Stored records
- - - - - - -

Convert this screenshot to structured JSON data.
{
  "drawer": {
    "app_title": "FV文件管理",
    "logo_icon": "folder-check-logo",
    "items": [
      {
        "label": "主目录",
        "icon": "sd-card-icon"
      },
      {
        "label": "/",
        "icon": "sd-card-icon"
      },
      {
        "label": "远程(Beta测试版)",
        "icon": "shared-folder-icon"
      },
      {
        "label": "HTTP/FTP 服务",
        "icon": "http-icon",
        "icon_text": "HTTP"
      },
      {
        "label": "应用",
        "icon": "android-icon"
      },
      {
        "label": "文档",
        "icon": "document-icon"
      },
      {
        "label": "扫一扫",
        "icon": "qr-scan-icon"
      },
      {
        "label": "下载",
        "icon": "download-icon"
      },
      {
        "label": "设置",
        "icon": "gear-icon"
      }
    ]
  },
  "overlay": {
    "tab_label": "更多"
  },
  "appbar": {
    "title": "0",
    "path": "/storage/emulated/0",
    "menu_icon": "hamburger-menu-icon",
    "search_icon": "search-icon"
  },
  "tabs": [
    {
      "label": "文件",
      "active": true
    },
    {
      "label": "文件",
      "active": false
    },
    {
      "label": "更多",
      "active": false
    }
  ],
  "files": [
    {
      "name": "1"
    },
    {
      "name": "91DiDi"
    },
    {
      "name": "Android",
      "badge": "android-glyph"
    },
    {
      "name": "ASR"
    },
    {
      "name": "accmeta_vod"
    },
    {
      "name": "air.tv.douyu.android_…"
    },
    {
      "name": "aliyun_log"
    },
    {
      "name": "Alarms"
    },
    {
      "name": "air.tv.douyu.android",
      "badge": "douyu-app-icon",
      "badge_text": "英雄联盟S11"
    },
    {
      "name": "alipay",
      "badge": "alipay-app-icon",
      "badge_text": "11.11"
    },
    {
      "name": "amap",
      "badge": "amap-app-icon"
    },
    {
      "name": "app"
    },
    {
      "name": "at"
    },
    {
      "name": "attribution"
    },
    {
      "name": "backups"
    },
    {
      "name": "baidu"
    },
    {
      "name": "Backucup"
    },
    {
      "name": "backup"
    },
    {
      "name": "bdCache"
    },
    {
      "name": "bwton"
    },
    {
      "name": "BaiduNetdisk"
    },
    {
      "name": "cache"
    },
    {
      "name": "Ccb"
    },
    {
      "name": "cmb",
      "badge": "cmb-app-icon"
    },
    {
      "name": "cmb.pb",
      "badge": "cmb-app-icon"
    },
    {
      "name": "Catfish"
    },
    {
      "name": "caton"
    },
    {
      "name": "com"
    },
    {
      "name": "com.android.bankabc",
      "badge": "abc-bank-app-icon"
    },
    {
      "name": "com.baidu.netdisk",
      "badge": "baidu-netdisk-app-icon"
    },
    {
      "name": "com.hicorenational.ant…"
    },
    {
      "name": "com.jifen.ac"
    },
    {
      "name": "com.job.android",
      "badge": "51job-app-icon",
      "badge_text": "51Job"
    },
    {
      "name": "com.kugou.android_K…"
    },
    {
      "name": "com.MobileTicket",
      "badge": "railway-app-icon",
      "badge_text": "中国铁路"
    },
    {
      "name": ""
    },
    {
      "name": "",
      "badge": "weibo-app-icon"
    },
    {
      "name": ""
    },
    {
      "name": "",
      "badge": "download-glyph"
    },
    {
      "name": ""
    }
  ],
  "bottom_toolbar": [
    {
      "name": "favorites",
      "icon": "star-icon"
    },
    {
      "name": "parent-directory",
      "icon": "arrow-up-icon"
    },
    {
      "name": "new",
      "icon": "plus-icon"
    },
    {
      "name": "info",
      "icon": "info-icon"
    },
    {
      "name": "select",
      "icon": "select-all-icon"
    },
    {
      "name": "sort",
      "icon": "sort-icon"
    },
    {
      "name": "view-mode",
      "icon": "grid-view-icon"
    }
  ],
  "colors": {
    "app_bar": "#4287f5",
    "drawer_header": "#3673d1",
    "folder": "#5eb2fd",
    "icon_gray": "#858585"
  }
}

- - - - - - -

Reproduce every line from the entries that holds the word "folder".

    "logo_icon": "folder-check-logo",
        "icon": "shared-folder-icon"
    "folder": "#5eb2fd",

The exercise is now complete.